(Records from a collection of figures)
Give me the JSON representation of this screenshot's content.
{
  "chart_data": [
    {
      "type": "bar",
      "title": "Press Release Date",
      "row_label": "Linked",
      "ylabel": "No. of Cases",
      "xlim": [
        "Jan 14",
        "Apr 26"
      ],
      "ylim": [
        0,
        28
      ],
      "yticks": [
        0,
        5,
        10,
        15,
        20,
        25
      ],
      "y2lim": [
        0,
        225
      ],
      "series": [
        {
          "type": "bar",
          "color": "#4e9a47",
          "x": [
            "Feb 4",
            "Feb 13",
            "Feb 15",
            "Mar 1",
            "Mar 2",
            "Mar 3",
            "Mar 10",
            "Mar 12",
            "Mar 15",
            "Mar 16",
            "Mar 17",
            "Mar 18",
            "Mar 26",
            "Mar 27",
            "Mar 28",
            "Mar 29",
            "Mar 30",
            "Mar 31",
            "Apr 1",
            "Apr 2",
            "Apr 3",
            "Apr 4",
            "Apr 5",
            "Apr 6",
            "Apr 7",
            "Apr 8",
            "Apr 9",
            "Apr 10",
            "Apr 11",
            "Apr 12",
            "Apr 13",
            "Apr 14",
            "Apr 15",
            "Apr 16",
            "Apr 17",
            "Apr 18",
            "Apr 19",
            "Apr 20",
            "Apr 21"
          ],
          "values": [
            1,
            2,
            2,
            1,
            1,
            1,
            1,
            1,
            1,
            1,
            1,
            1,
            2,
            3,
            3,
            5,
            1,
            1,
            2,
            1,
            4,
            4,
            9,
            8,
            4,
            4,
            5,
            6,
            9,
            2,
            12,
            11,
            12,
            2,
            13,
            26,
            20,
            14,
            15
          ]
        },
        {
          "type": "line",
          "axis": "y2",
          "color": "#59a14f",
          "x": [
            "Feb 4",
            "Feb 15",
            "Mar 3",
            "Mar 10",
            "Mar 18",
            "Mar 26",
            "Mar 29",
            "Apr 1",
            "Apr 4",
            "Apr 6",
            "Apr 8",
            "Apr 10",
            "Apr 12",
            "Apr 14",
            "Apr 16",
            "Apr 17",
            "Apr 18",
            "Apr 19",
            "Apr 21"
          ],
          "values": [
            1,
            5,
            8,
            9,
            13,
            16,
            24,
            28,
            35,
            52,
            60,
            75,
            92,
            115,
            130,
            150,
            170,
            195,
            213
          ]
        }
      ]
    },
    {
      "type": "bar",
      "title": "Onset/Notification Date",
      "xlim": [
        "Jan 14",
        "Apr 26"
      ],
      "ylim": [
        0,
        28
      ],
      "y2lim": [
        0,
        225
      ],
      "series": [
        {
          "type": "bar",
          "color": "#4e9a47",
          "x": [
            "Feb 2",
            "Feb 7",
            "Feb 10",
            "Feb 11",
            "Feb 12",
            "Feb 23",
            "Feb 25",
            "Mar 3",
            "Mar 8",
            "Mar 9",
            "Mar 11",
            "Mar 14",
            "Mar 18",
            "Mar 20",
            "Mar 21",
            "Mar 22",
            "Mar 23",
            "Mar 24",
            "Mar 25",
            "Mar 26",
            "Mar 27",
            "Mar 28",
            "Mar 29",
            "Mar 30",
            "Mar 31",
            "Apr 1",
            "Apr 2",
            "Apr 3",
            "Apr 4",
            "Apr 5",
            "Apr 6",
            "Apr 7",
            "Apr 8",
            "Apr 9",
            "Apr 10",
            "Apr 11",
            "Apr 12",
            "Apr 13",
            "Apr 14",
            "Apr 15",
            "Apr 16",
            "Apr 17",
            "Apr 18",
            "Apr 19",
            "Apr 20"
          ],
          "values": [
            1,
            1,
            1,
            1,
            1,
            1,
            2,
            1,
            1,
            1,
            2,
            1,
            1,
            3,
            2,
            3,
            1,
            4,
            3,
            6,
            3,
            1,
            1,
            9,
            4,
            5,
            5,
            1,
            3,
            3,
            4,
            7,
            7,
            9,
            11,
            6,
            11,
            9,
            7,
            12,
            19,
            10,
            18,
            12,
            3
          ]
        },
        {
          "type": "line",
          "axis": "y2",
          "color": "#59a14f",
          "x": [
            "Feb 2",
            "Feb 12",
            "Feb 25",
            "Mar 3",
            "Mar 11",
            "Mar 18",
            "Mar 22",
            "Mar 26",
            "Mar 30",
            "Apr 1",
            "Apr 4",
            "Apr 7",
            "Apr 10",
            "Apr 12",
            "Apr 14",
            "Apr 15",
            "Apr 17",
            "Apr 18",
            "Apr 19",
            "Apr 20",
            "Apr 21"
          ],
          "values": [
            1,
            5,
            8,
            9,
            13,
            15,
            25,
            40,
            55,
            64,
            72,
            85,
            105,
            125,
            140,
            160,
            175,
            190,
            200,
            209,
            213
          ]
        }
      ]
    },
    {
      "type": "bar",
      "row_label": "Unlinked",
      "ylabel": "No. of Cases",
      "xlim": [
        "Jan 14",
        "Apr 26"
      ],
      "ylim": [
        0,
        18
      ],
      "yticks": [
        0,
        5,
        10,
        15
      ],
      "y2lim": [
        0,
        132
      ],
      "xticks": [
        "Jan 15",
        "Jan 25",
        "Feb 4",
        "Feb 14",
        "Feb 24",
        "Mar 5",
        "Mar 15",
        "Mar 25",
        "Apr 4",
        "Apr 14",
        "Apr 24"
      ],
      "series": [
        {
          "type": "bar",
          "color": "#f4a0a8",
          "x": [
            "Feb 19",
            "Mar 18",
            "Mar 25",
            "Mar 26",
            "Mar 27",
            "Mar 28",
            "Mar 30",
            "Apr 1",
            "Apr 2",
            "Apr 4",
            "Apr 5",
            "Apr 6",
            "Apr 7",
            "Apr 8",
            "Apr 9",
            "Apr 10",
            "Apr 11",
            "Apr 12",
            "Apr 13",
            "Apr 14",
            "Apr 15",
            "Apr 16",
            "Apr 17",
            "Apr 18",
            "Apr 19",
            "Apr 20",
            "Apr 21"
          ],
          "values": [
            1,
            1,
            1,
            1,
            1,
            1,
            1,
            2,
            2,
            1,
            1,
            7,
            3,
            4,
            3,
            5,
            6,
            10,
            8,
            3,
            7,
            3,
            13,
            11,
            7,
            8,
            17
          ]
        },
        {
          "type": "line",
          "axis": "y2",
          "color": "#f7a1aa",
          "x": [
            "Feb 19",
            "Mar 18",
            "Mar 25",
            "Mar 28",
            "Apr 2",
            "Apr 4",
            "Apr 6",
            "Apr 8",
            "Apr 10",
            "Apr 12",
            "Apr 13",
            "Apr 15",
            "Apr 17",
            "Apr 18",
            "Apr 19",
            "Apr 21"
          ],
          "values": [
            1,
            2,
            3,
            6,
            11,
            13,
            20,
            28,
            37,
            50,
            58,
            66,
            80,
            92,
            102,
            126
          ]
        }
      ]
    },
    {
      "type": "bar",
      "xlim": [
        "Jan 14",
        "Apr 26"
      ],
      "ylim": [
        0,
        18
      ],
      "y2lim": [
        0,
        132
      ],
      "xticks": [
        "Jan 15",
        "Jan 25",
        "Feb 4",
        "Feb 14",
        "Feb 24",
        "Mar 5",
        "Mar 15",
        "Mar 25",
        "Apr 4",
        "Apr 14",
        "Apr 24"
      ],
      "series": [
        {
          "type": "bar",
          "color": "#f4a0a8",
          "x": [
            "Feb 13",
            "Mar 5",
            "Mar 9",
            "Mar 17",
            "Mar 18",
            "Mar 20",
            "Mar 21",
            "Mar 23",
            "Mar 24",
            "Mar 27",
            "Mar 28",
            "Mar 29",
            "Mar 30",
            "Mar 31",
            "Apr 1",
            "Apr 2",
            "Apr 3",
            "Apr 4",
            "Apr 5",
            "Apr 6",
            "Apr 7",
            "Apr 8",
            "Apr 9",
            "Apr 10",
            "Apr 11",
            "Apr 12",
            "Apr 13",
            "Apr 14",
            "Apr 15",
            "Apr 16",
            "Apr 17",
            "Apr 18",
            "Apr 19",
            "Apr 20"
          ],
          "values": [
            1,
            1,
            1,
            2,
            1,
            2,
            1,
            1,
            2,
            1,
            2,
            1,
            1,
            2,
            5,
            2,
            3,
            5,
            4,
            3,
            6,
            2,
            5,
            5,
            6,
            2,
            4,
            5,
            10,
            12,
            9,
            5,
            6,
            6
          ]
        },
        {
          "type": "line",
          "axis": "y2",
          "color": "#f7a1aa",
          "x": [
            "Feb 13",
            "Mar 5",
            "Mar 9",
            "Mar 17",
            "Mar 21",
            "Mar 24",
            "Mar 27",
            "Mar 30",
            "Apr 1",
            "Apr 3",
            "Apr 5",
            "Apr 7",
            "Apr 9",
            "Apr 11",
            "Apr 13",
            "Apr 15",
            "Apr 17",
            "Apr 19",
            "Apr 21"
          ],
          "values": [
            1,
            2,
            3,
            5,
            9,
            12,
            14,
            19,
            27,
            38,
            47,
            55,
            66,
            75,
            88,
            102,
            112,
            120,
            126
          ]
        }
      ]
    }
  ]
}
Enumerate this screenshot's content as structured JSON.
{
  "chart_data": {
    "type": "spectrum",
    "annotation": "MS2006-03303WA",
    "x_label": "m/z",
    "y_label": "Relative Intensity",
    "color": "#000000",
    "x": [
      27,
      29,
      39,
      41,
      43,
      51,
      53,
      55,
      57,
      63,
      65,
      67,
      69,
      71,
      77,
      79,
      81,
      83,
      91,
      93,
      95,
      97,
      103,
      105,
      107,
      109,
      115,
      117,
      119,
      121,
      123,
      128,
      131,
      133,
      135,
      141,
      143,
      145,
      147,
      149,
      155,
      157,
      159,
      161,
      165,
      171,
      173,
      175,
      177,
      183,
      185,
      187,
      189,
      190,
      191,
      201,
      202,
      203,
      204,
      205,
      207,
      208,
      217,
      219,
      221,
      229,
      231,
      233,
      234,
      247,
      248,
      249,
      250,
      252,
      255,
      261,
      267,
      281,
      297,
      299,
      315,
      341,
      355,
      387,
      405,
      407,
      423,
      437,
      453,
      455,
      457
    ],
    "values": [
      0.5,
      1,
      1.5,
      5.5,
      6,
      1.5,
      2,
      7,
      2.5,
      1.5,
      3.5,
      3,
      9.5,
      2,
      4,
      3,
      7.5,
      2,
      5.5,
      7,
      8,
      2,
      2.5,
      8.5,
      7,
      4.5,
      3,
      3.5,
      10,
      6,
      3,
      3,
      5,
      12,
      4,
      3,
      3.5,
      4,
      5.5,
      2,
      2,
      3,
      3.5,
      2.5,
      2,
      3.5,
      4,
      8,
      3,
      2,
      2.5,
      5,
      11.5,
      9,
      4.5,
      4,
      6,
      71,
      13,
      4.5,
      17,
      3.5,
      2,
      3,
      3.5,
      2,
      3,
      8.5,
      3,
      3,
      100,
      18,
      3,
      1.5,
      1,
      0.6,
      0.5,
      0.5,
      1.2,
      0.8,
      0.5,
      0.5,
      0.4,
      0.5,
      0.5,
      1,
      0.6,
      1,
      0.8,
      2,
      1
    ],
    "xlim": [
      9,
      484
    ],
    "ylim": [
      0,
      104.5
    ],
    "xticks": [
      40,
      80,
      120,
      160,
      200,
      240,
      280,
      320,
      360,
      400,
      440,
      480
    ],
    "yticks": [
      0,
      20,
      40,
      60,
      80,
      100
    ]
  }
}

» What is being asked
Provide only the number of lines in the records containing the string "content".

» Final result
2